## GOAL OF THE EXERCISE
Extract the complete data exactly as given.

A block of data
## begin
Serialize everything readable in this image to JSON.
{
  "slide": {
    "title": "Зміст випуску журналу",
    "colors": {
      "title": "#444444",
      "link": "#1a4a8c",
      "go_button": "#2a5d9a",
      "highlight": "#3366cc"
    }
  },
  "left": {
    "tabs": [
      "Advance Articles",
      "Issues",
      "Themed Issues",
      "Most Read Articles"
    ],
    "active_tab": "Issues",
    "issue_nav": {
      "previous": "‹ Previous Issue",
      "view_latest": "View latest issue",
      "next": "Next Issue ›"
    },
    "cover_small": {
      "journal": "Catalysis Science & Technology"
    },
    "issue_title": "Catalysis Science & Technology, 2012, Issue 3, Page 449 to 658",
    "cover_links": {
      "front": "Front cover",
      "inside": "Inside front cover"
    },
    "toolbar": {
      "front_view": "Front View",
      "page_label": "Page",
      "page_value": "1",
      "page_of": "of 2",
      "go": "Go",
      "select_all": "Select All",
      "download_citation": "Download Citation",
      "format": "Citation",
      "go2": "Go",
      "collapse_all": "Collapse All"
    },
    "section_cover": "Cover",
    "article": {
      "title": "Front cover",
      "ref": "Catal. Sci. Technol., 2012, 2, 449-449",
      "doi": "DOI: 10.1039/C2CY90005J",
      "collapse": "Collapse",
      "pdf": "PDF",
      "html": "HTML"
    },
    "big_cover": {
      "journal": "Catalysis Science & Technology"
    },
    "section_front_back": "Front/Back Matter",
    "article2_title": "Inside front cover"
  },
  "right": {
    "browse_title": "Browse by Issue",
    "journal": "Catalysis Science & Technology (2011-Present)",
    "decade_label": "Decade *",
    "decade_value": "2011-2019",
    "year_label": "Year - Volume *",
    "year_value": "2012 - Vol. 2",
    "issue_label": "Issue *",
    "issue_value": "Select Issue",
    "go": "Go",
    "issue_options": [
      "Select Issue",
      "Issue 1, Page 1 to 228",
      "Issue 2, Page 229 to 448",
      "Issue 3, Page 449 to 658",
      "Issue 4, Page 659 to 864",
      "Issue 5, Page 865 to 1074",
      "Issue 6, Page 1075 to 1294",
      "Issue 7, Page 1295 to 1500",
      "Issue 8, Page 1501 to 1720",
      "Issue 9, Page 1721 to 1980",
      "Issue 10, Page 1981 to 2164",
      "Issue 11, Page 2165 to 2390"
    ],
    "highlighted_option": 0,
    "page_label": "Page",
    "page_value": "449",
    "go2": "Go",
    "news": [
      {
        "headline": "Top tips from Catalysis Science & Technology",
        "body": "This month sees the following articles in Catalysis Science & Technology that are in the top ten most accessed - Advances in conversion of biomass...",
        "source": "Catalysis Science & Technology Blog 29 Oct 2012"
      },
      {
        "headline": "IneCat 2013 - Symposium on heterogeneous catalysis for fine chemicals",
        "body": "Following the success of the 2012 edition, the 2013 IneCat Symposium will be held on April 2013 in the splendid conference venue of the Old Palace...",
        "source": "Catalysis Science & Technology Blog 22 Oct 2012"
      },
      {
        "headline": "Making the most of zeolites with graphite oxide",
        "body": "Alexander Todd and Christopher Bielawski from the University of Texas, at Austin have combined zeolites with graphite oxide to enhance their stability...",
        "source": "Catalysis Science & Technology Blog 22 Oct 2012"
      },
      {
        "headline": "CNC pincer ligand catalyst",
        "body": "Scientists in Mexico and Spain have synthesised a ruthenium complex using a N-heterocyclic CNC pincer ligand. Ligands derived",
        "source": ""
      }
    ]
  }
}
## end
## ANSWER TO THIS TASK
Serialize everything readable in this image to JSON.
{
  "slide": {
    "title": "Зміст випуску журналу",
    "colors": {
      "title": "#444444",
      "link": "#1a4a8c",
      "go_button": "#2a5d9a",
      "highlight": "#3366cc"
    }
  },
  "left": {
    "tabs": [
      "Advance Articles",
      "Issues",
      "Themed Issues",
      "Most Read Articles"
    ],
    "active_tab": "Issues",
    "issue_nav": {
      "previous": "‹ Previous Issue",
      "view_latest": "View latest issue",
      "next": "Next Issue ›"
    },
    "cover_small": {
      "journal": "Catalysis Science & Technology"
    },
    "issue_title": "Catalysis Science & Technology, 2012, Issue 3, Page 449 to 658",
    "cover_links": {
      "front": "Front cover",
      "inside": "Inside front cover"
    },
    "toolbar": {
      "front_view": "Front View",
      "page_label": "Page",
      "page_value": "1",
      "page_of": "of 2",
      "go": "Go",
      "select_all": "Select All",
      "download_citation": "Download Citation",
      "format": "Citation",
      "go2": "Go",
      "collapse_all": "Collapse All"
    },
    "section_cover": "Cover",
    "article": {
      "title": "Front cover",
      "ref": "Catal. Sci. Technol., 2012, 2, 449-449",
      "doi": "DOI: 10.1039/C2CY90005J",
      "collapse": "Collapse",
      "pdf": "PDF",
      "html": "HTML"
    },
    "big_cover": {
      "journal": "Catalysis Science & Technology"
    },
    "section_front_back": "Front/Back Matter",
    "article2_title": "Inside front cover"
  },
  "right": {
    "browse_title": "Browse by Issue",
    "journal": "Catalysis Science & Technology (2011-Present)",
    "decade_label": "Decade *",
    "decade_value": "2011-2019",
    "year_label": "Year - Volume *",
    "year_value": "2012 - Vol. 2",
    "issue_label": "Issue *",
    "issue_value": "Select Issue",
    "go": "Go",
    "issue_options": [
      "Select Issue",
      "Issue 1, Page 1 to 228",
      "Issue 2, Page 229 to 448",
      "Issue 3, Page 449 to 658",
      "Issue 4, Page 659 to 864",
      "Issue 5, Page 865 to 1074",
      "Issue 6, Page 1075 to 1294",
      "Issue 7, Page 1295 to 1500",
      "Issue 8, Page 1501 to 1720",
      "Issue 9, Page 1721 to 1980",
      "Issue 10, Page 1981 to 2164",
      "Issue 11, Page 2165 to 2390"
    ],
    "highlighted_option": 0,
    "page_label": "Page",
    "page_value": "449",
    "go2": "Go",
    "news": [
      {
        "headline": "Top tips from Catalysis Science & Technology",
        "body": "This month sees the following articles in Catalysis Science & Technology that are in the top ten most accessed - Advances in conversion of biomass...",
        "source": "Catalysis Science & Technology Blog 29 Oct 2012"
      },
      {
        "headline": "IneCat 2013 - Symposium on heterogeneous catalysis for fine chemicals",
        "body": "Following the success of the 2012 edition, the 2013 IneCat Symposium will be held on April 2013 in the splendid conference venue of the Old Palace...",
        "source": "Catalysis Science & Technology Blog 22 Oct 2012"
      },
      {
        "headline": "Making the most of zeolites with graphite oxide",
        "body": "Alexander Todd and Christopher Bielawski from the University of Texas, at Austin have combined zeolites with graphite oxide to enhance their stability...",
        "source": "Catalysis Science & Technology Blog 22 Oct 2012"
      },
      {
        "headline": "CNC pincer ligand catalyst",
        "body": "Scientists in Mexico and Spain have synthesised a ruthenium complex using a N-heterocyclic CNC pincer ligand. Ligands derived",
        "source": ""
      }
    ]
  }
}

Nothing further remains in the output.